• **INSTRUCTIONS TO FOLLOW**: Extract the complete listing and repeat it word for word.

Records from a data source
________________________

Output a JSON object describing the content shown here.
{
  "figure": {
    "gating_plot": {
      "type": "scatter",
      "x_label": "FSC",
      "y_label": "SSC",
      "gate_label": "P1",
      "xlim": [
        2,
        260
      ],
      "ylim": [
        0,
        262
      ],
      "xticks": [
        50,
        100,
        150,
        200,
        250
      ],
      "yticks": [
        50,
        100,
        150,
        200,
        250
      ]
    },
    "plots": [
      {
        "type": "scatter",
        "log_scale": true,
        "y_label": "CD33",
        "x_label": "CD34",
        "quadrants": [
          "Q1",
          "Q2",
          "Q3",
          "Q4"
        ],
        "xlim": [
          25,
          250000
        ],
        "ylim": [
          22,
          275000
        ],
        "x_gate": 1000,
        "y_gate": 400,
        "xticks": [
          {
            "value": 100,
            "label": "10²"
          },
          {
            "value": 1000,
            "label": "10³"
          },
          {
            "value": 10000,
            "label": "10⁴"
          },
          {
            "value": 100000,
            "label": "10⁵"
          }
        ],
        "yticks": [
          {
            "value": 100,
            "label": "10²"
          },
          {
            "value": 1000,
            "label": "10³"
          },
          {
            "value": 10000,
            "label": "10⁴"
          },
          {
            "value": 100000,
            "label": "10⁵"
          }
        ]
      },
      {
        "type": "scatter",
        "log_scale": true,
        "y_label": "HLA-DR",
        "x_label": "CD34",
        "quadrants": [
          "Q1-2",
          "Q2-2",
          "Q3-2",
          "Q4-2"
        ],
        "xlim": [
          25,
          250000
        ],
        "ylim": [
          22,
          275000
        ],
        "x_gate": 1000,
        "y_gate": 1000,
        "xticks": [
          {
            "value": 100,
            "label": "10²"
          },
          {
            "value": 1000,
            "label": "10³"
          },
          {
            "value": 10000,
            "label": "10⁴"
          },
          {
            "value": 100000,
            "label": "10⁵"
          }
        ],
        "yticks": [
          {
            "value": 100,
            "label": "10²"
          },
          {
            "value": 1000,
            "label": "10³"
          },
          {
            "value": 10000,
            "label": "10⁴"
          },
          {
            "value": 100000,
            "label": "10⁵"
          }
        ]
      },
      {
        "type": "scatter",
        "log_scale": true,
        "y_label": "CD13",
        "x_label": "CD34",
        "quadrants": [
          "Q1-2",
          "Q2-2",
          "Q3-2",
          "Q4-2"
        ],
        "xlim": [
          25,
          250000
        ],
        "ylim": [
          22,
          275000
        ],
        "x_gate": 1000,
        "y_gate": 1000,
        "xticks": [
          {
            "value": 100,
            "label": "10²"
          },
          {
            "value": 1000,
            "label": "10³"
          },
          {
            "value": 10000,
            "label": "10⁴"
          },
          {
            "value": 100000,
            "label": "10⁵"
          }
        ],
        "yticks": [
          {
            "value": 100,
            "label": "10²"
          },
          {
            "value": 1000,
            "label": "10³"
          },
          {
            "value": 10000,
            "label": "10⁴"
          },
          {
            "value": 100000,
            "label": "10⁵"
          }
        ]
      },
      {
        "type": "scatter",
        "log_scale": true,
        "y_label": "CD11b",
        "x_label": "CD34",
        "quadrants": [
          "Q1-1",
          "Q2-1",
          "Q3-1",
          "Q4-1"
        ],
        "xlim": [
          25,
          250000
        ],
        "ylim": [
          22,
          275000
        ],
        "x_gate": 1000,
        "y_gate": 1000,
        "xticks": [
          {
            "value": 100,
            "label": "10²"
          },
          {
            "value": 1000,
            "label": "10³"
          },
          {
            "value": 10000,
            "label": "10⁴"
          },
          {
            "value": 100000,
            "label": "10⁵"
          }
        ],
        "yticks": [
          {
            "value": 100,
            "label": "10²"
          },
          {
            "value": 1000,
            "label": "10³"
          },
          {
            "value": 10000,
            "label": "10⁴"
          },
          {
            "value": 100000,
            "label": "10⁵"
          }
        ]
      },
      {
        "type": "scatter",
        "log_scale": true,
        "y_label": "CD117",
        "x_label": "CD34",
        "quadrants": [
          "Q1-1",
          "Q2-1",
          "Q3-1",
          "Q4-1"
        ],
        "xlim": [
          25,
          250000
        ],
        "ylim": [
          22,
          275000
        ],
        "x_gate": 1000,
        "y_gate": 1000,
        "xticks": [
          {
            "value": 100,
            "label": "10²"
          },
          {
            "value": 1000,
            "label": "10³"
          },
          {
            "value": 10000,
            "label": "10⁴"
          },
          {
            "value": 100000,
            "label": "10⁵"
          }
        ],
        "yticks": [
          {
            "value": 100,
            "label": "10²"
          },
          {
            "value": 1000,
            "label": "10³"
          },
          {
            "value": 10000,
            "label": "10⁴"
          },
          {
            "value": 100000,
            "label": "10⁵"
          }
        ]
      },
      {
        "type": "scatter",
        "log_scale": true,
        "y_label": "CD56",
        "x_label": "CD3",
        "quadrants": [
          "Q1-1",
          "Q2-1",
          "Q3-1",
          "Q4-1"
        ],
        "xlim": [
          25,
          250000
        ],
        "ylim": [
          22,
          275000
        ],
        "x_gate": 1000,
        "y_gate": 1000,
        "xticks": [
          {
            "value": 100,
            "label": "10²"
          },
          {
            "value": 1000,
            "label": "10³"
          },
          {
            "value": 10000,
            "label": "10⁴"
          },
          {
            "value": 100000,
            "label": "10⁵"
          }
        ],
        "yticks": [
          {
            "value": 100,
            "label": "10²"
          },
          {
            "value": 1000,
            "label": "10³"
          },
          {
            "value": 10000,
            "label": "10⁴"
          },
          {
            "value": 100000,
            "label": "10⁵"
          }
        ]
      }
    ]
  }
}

________________________

• **SOLUTION TO THE EXERCISE**:
Output a JSON object describing the content shown here.
{
  "figure": {
    "gating_plot": {
      "type": "scatter",
      "x_label": "FSC",
      "y_label": "SSC",
      "gate_label": "P1",
      "xlim": [
        2,
        260
      ],
      "ylim": [
        0,
        262
      ],
      "xticks": [
        50,
        100,
        150,
        200,
        250
      ],
      "yticks": [
        50,
        100,
        150,
        200,
        250
      ]
    },
    "plots": [
      {
        "type": "scatter",
        "log_scale": true,
        "y_label": "CD33",
        "x_label": "CD34",
        "quadrants": [
          "Q1",
          "Q2",
          "Q3",
          "Q4"
        ],
        "xlim": [
          25,
          250000
        ],
        "ylim": [
          22,
          275000
        ],
        "x_gate": 1000,
        "y_gate": 400,
        "xticks": [
          {
            "value": 100,
            "label": "10²"
          },
          {
            "value": 1000,
            "label": "10³"
          },
          {
            "value": 10000,
            "label": "10⁴"
          },
          {
            "value": 100000,
            "label": "10⁵"
          }
        ],
        "yticks": [
          {
            "value": 100,
            "label": "10²"
          },
          {
            "value": 1000,
            "label": "10³"
          },
          {
            "value": 10000,
            "label": "10⁴"
          },
          {
            "value": 100000,
            "label": "10⁵"
          }
        ]
      },
      {
        "type": "scatter",
        "log_scale": true,
        "y_label": "HLA-DR",
        "x_label": "CD34",
        "quadrants": [
          "Q1-2",
          "Q2-2",
          "Q3-2",
          "Q4-2"
        ],
        "xlim": [
          25,
          250000
        ],
        "ylim": [
          22,
          275000
        ],
        "x_gate": 1000,
        "y_gate": 1000,
        "xticks": [
          {
            "value": 100,
            "label": "10²"
          },
          {
            "value": 1000,
            "label": "10³"
          },
          {
            "value": 10000,
            "label": "10⁴"
          },
          {
            "value": 100000,
            "label": "10⁵"
          }
        ],
        "yticks": [
          {
            "value": 100,
            "label": "10²"
          },
          {
            "value": 1000,
            "label": "10³"
          },
          {
            "value": 10000,
            "label": "10⁴"
          },
          {
            "value": 100000,
            "label": "10⁵"
          }
        ]
      },
      {
        "type": "scatter",
        "log_scale": true,
        "y_label": "CD13",
        "x_label": "CD34",
        "quadrants": [
          "Q1-2",
          "Q2-2",
          "Q3-2",
          "Q4-2"
        ],
        "xlim": [
          25,
          250000
        ],
        "ylim": [
          22,
          275000
        ],
        "x_gate": 1000,
        "y_gate": 1000,
        "xticks": [
          {
            "value": 100,
            "label": "10²"
          },
          {
            "value": 1000,
            "label": "10³"
          },
          {
            "value": 10000,
            "label": "10⁴"
          },
          {
            "value": 100000,
            "label": "10⁵"
          }
        ],
        "yticks": [
          {
            "value": 100,
            "label": "10²"
          },
          {
            "value": 1000,
            "label": "10³"
          },
          {
            "value": 10000,
            "label": "10⁴"
          },
          {
            "value": 100000,
            "label": "10⁵"
          }
        ]
      },
      {
        "type": "scatter",
        "log_scale": true,
        "y_label": "CD11b",
        "x_label": "CD34",
        "quadrants": [
          "Q1-1",
          "Q2-1",
          "Q3-1",
          "Q4-1"
        ],
        "xlim": [
          25,
          250000
        ],
        "ylim": [
          22,
          275000
        ],
        "x_gate": 1000,
        "y_gate": 1000,
        "xticks": [
          {
            "value": 100,
            "label": "10²"
          },
          {
            "value": 1000,
            "label": "10³"
          },
          {
            "value": 10000,
            "label": "10⁴"
          },
          {
            "value": 100000,
            "label": "10⁵"
          }
        ],
        "yticks": [
          {
            "value": 100,
            "label": "10²"
          },
          {
            "value": 1000,
            "label": "10³"
          },
          {
            "value": 10000,
            "label": "10⁴"
          },
          {
            "value": 100000,
            "label": "10⁵"
          }
        ]
      },
      {
        "type": "scatter",
        "log_scale": true,
        "y_label": "CD117",
        "x_label": "CD34",
        "quadrants": [
          "Q1-1",
          "Q2-1",
          "Q3-1",
          "Q4-1"
        ],
        "xlim": [
          25,
          250000
        ],
        "ylim": [
          22,
          275000
        ],
        "x_gate": 1000,
        "y_gate": 1000,
        "xticks": [
          {
            "value": 100,
            "label": "10²"
          },
          {
            "value": 1000,
            "label": "10³"
          },
          {
            "value": 10000,
            "label": "10⁴"
          },
          {
            "value": 100000,
            "label": "10⁵"
          }
        ],
        "yticks": [
          {
            "value": 100,
            "label": "10²"
          },
          {
            "value": 1000,
            "label": "10³"
          },
          {
            "value": 10000,
            "label": "10⁴"
          },
          {
            "value": 100000,
            "label": "10⁵"
          }
        ]
      },
      {
        "type": "scatter",
        "log_scale": true,
        "y_label": "CD56",
        "x_label": "CD3",
        "quadrants": [
          "Q1-1",
          "Q2-1",
          "Q3-1",
          "Q4-1"
        ],
        "xlim": [
          25,
          250000
        ],
        "ylim": [
          22,
          275000
        ],
        "x_gate": 1000,
        "y_gate": 1000,
        "xticks": [
          {
            "value": 100,
            "label": "10²"
          },
          {
            "value": 1000,
            "label": "10³"
          },
          {
            "value": 10000,
            "label": "10⁴"
          },
          {
            "value": 100000,
            "label": "10⁵"
          }
        ],
        "yticks": [
          {
            "value": 100,
            "label": "10²"
          },
          {
            "value": 1000,
            "label": "10³"
          },
          {
            "value": 10000,
            "label": "10⁴"
          },
          {
            "value": 100000,
            "label": "10⁵"
          }
        ]
      }
    ]
  }
}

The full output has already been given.